Select each line below that contains the word "пукают" and copy it out in full.

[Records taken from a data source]
::::
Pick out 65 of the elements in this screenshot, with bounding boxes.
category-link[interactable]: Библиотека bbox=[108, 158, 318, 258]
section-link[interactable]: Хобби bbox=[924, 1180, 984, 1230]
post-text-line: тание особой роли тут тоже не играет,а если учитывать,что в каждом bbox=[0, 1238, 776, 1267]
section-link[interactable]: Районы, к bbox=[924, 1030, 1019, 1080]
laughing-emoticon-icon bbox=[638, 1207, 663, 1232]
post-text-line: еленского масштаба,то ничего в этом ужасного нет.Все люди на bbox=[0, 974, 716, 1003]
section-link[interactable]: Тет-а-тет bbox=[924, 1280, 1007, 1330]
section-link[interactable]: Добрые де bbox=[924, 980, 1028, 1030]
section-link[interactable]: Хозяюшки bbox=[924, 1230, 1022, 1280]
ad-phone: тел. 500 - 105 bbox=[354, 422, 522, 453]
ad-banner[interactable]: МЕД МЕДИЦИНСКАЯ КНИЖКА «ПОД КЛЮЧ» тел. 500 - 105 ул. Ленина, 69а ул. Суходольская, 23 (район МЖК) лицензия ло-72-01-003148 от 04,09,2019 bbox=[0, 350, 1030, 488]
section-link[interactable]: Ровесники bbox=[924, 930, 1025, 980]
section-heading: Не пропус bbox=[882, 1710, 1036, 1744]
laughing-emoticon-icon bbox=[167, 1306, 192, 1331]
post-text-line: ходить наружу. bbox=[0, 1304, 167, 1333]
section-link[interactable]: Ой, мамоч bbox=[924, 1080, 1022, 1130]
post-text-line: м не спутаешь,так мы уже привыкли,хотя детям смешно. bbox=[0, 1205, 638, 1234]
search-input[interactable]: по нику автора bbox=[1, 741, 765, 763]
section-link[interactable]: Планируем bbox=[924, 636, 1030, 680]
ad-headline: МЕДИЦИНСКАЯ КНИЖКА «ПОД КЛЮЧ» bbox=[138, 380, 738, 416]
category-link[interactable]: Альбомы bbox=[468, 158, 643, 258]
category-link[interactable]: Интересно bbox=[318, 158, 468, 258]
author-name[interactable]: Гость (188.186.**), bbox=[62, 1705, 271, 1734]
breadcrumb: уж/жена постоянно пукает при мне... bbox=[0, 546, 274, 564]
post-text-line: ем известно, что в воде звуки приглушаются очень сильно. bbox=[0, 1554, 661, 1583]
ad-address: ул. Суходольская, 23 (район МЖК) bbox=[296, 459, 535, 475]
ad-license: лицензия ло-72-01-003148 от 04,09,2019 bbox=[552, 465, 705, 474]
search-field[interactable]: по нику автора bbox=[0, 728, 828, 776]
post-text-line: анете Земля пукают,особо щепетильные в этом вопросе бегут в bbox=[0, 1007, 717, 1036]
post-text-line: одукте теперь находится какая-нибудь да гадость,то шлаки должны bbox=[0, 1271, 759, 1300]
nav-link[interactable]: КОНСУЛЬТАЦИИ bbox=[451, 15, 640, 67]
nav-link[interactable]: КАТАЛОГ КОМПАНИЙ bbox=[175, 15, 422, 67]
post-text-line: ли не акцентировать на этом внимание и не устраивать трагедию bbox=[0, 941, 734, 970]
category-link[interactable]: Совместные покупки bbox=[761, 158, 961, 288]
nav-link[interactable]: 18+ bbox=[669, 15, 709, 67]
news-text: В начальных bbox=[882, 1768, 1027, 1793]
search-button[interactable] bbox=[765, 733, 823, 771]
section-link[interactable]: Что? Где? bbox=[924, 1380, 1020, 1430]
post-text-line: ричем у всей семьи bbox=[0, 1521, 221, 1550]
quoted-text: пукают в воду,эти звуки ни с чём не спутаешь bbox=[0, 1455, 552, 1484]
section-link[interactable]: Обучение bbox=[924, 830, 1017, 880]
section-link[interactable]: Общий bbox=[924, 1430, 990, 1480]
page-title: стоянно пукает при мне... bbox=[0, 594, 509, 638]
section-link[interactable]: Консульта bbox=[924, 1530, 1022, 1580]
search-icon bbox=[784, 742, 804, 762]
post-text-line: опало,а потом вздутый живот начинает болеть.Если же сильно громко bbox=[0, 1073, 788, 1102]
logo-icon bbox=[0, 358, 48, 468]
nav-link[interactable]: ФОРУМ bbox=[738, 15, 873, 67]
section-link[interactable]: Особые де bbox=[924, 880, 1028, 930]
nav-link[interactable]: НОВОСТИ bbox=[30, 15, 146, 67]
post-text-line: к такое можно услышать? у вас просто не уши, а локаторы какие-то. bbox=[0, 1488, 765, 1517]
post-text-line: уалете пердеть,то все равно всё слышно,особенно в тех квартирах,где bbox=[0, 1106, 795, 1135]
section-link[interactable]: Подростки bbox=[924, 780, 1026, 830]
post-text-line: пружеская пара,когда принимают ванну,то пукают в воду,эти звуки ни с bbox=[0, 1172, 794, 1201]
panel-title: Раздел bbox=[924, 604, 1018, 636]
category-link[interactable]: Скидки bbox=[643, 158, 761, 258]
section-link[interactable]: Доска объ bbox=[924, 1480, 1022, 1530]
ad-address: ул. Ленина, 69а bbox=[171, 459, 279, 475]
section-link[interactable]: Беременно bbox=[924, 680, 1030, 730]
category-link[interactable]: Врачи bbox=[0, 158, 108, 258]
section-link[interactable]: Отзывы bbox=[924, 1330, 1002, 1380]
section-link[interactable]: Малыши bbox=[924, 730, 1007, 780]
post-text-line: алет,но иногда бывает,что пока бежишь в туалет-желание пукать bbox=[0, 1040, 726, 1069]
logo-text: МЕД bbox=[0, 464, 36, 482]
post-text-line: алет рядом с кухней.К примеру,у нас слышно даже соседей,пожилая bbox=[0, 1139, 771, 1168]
::::
:: RESULT FOR THIS TASK ::
post-text-line: анете Земля пукают,особо щепетильные в этом вопросе бегут в bbox=[0, 1007, 717, 1036]
quoted-text: пукают в воду,эти звуки ни с чём не спутаешь bbox=[0, 1455, 552, 1484]
post-text-line: пружеская пара,когда принимают ванну,то пукают в воду,эти звуки ни с bbox=[0, 1172, 794, 1201]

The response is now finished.